### SET EXERCISE
Print the lines from the start of the entries through the line containing "row-header[interactable]: 3 [0,224,60,258]", both ends included, with no changes.

(Element region listings)

+ + + + +

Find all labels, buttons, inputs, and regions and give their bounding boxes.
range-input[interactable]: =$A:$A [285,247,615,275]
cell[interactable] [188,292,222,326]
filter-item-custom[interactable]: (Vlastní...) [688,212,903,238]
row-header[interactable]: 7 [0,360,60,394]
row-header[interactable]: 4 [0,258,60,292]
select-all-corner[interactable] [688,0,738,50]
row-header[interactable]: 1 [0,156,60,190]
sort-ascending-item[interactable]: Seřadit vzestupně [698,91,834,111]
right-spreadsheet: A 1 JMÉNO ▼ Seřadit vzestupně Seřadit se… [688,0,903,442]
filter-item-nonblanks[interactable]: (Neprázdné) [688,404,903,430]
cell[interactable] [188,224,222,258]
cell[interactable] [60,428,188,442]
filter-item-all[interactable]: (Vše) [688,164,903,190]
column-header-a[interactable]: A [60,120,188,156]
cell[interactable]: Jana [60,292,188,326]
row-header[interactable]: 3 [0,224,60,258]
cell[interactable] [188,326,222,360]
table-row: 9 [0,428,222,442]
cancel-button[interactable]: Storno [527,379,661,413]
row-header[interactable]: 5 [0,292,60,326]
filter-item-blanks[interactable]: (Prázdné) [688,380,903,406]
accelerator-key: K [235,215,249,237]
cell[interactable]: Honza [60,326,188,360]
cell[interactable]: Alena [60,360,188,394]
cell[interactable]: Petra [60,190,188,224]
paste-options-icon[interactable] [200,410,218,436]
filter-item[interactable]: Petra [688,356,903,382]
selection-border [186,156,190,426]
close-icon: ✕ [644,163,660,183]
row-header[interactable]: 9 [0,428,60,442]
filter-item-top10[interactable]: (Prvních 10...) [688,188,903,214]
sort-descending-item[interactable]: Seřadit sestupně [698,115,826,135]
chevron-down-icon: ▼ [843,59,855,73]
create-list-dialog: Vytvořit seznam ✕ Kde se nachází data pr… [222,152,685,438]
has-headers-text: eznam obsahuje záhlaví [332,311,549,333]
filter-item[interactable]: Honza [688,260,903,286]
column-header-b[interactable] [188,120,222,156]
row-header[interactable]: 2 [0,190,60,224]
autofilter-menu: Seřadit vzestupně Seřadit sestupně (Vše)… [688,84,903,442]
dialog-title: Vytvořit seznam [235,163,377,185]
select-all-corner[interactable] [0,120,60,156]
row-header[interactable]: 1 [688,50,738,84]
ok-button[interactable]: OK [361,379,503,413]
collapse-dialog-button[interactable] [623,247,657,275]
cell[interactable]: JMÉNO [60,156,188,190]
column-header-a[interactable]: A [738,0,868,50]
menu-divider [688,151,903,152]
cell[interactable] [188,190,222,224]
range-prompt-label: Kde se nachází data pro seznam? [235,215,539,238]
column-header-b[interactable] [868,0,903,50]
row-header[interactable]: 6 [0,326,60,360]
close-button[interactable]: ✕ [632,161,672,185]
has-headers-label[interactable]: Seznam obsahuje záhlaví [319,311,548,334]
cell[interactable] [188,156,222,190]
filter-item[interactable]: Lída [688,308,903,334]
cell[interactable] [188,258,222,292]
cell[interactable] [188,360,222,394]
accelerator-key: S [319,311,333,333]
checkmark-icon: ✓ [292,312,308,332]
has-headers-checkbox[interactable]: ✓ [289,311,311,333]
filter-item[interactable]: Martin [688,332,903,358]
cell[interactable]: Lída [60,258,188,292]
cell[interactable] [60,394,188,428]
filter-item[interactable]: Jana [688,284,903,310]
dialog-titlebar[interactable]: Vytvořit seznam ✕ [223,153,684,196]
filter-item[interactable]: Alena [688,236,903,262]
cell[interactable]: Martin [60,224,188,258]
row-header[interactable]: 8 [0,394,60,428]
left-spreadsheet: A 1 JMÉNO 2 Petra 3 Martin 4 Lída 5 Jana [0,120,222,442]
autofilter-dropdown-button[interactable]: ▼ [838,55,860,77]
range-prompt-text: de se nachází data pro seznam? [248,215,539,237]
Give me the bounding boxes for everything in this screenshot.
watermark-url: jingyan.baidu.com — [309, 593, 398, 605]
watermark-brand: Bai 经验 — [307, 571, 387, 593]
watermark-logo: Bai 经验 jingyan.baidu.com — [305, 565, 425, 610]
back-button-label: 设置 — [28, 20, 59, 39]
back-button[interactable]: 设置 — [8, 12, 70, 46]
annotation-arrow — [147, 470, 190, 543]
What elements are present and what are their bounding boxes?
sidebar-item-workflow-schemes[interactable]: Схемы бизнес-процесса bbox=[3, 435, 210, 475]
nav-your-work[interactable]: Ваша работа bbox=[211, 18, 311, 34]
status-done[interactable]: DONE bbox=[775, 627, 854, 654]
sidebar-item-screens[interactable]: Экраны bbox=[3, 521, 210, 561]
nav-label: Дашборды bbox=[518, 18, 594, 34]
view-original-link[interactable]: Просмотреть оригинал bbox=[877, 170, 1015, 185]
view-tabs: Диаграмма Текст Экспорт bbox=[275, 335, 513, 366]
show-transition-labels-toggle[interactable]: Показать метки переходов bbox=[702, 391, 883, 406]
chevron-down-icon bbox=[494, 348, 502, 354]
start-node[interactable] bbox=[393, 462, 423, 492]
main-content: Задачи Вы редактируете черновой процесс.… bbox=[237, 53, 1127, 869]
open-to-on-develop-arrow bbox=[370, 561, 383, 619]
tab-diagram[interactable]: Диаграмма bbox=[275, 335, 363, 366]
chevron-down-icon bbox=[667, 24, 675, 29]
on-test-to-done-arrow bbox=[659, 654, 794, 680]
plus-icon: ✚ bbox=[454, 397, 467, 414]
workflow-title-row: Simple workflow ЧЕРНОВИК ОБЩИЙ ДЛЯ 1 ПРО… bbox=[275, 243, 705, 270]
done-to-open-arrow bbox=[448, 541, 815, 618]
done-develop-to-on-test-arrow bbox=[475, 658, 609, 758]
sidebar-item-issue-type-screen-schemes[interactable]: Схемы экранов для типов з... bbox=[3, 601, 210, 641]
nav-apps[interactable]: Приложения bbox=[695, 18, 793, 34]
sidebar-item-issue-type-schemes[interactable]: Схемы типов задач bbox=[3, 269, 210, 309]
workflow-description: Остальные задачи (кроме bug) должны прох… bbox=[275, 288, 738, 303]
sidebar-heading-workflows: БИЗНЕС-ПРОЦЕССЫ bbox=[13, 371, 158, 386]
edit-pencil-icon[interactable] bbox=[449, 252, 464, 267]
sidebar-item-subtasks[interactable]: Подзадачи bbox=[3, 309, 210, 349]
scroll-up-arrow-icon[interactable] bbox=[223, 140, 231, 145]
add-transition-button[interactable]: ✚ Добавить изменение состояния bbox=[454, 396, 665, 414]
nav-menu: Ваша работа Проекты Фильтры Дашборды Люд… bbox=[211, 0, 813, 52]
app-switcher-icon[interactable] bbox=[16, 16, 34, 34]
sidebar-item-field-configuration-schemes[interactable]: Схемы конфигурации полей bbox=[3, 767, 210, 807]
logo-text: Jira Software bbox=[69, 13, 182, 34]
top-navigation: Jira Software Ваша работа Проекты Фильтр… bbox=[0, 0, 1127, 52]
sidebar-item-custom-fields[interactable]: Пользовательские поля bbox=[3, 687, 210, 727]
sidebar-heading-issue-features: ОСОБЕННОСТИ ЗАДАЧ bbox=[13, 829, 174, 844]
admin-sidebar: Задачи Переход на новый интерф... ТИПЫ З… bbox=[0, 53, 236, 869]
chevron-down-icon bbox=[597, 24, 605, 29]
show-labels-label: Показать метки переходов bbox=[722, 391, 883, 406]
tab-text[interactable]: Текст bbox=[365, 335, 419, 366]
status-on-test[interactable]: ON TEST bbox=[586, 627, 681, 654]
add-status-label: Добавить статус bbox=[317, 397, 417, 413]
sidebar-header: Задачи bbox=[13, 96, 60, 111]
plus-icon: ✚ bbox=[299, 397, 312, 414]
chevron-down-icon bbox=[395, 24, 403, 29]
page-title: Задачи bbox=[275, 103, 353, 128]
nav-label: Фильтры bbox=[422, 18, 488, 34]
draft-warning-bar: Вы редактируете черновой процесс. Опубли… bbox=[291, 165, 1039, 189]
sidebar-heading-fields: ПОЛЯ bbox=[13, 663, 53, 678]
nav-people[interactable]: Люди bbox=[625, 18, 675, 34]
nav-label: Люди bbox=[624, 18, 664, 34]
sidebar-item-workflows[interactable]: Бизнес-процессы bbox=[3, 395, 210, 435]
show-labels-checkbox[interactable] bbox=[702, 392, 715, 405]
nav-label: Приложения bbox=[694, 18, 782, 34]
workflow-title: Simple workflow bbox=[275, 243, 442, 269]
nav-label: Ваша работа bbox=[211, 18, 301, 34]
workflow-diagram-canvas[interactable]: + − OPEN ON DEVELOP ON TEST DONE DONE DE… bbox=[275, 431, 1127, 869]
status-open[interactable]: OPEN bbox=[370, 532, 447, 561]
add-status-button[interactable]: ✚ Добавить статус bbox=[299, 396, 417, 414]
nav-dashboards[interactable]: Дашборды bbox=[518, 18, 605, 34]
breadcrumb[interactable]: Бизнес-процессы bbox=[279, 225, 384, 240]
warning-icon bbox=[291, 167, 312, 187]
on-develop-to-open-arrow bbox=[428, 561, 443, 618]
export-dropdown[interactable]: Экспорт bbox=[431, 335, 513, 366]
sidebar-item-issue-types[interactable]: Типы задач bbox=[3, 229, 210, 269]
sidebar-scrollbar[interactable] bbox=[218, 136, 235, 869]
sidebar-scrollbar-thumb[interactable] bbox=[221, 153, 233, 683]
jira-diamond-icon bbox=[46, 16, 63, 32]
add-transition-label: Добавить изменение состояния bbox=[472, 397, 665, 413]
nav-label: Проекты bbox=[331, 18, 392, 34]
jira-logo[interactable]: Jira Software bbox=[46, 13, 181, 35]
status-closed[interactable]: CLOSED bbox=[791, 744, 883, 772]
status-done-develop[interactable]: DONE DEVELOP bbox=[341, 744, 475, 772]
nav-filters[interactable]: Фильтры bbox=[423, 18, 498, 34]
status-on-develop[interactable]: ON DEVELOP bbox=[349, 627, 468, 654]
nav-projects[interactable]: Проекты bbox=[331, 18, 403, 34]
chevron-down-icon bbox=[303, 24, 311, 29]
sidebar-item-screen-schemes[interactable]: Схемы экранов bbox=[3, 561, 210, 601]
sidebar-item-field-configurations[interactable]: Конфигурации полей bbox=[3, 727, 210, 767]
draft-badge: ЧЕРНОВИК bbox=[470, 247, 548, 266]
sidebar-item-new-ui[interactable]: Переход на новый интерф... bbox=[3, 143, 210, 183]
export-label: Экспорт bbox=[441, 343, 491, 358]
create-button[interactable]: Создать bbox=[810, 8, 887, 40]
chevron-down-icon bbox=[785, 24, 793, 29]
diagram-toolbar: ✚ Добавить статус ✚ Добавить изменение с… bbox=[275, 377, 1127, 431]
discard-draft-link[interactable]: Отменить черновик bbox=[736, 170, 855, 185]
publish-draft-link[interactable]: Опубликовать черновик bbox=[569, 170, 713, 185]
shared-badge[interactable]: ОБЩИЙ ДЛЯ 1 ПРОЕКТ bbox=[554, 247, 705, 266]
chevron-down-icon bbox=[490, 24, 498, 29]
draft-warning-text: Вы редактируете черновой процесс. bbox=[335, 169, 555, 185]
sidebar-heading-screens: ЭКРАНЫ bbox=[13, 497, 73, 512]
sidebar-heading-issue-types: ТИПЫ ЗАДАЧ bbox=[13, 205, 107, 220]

+ + + + +

### WRITTEN ANSWER
Find all labels, buttons, inputs, and regions and give their bounding boxes.
range-input[interactable]: =$A:$A [285,247,615,275]
cell[interactable] [188,292,222,326]
filter-item-custom[interactable]: (Vlastní...) [688,212,903,238]
row-header[interactable]: 7 [0,360,60,394]
row-header[interactable]: 4 [0,258,60,292]
select-all-corner[interactable] [688,0,738,50]
row-header[interactable]: 1 [0,156,60,190]
sort-ascending-item[interactable]: Seřadit vzestupně [698,91,834,111]
right-spreadsheet: A 1 JMÉNO ▼ Seřadit vzestupně Seřadit se… [688,0,903,442]
filter-item-nonblanks[interactable]: (Neprázdné) [688,404,903,430]
cell[interactable] [188,224,222,258]
cell[interactable] [60,428,188,442]
filter-item-all[interactable]: (Vše) [688,164,903,190]
column-header-a[interactable]: A [60,120,188,156]
cell[interactable]: Jana [60,292,188,326]
row-header[interactable]: 3 [0,224,60,258]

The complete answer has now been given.